* _Task input_
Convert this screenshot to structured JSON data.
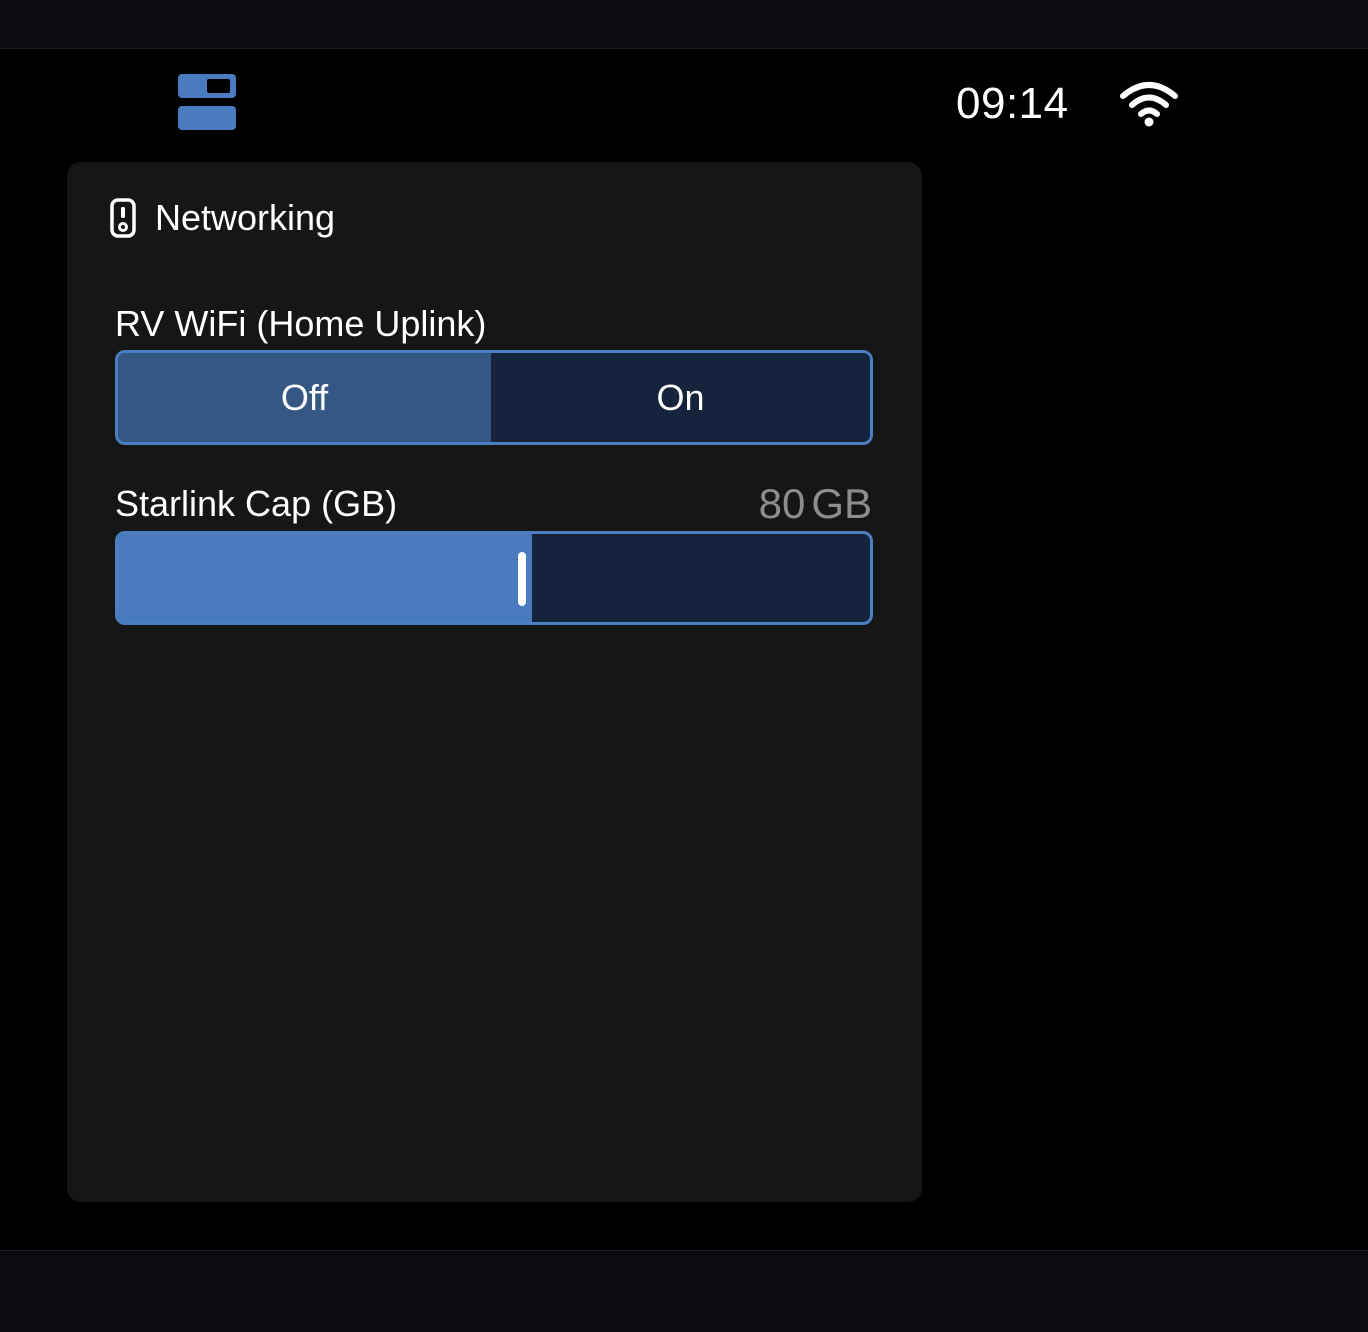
{
  "status_bar": {
    "panel_toggle_icon": "panel-toggle-icon",
    "time": "09:14",
    "wifi_icon": "wifi-signal-icon"
  },
  "card": {
    "icon": "remote-control-icon",
    "title": "Networking",
    "rv_wifi": {
      "label": "RV WiFi (Home Uplink)",
      "options": [
        "Off",
        "On"
      ],
      "selected": "Off"
    },
    "starlink_cap": {
      "label": "Starlink Cap (GB)",
      "value": "80",
      "unit": "GB",
      "fill_fraction": 0.55
    }
  },
  "colors": {
    "accent": "#4a7fc1",
    "segment_selected": "#345783",
    "segment_unselected": "#16233d",
    "card_background": "#161616",
    "value_text": "#8d8d8d"
  }
}
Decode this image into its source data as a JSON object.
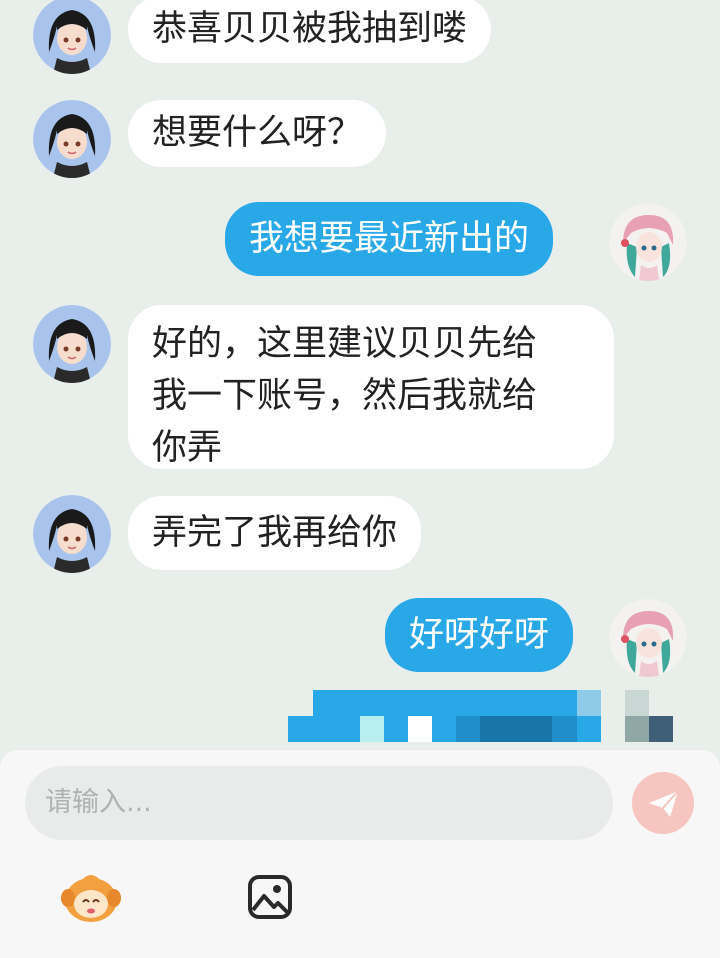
{
  "messages": [
    {
      "side": "in",
      "text": "恭喜贝贝被我抽到喽"
    },
    {
      "side": "in",
      "text": "想要什么呀？"
    },
    {
      "side": "out",
      "text": "我想要最近新出的"
    },
    {
      "side": "in",
      "lines": [
        "好的，这里建议贝贝先给",
        "我一下账号，然后我就给",
        "你弄"
      ]
    },
    {
      "side": "in",
      "text": "弄完了我再给你"
    },
    {
      "side": "out",
      "text": "好呀好呀"
    }
  ],
  "composer": {
    "placeholder": "请输入...",
    "send_icon": "send-icon",
    "emoji_icon": "mascot-emoji-icon",
    "image_icon": "image-icon"
  },
  "colors": {
    "outgoing_bubble": "#29a8e8",
    "incoming_bubble": "#ffffff",
    "background": "#e8eeea",
    "send_button": "#f6c5bf"
  }
}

* _Problem_
Retype everything in the material word for word, minus pictures.

* _Reply to the exercise_
Convert this screenshot to structured JSON data.
{
  "status_bar": {
    "panel_toggle_icon": "panel-toggle-icon",
    "time": "09:14",
    "wifi_icon": "wifi-signal-icon"
  },
  "card": {
    "icon": "remote-control-icon",
    "title": "Networking",
    "rv_wifi": {
      "label": "RV WiFi (Home Uplink)",
      "options": [
        "Off",
        "On"
      ],
      "selected": "Off"
    },
    "starlink_cap": {
      "label": "Starlink Cap (GB)",
      "value": "80",
      "unit": "GB",
      "fill_fraction": 0.55
    }
  },
  "colors": {
    "accent": "#4a7fc1",
    "segment_selected": "#345783",
    "segment_unselected": "#16233d",
    "card_background": "#161616",
    "value_text": "#8d8d8d"
  }
}
Decode this image into its source data as a JSON object.
{
  "messages": [
    {
      "side": "in",
      "text": "恭喜贝贝被我抽到喽"
    },
    {
      "side": "in",
      "text": "想要什么呀？"
    },
    {
      "side": "out",
      "text": "我想要最近新出的"
    },
    {
      "side": "in",
      "lines": [
        "好的，这里建议贝贝先给",
        "我一下账号，然后我就给",
        "你弄"
      ]
    },
    {
      "side": "in",
      "text": "弄完了我再给你"
    },
    {
      "side": "out",
      "text": "好呀好呀"
    }
  ],
  "composer": {
    "placeholder": "请输入...",
    "send_icon": "send-icon",
    "emoji_icon": "mascot-emoji-icon",
    "image_icon": "image-icon"
  },
  "colors": {
    "outgoing_bubble": "#29a8e8",
    "incoming_bubble": "#ffffff",
    "background": "#e8eeea",
    "send_button": "#f6c5bf"
  }
}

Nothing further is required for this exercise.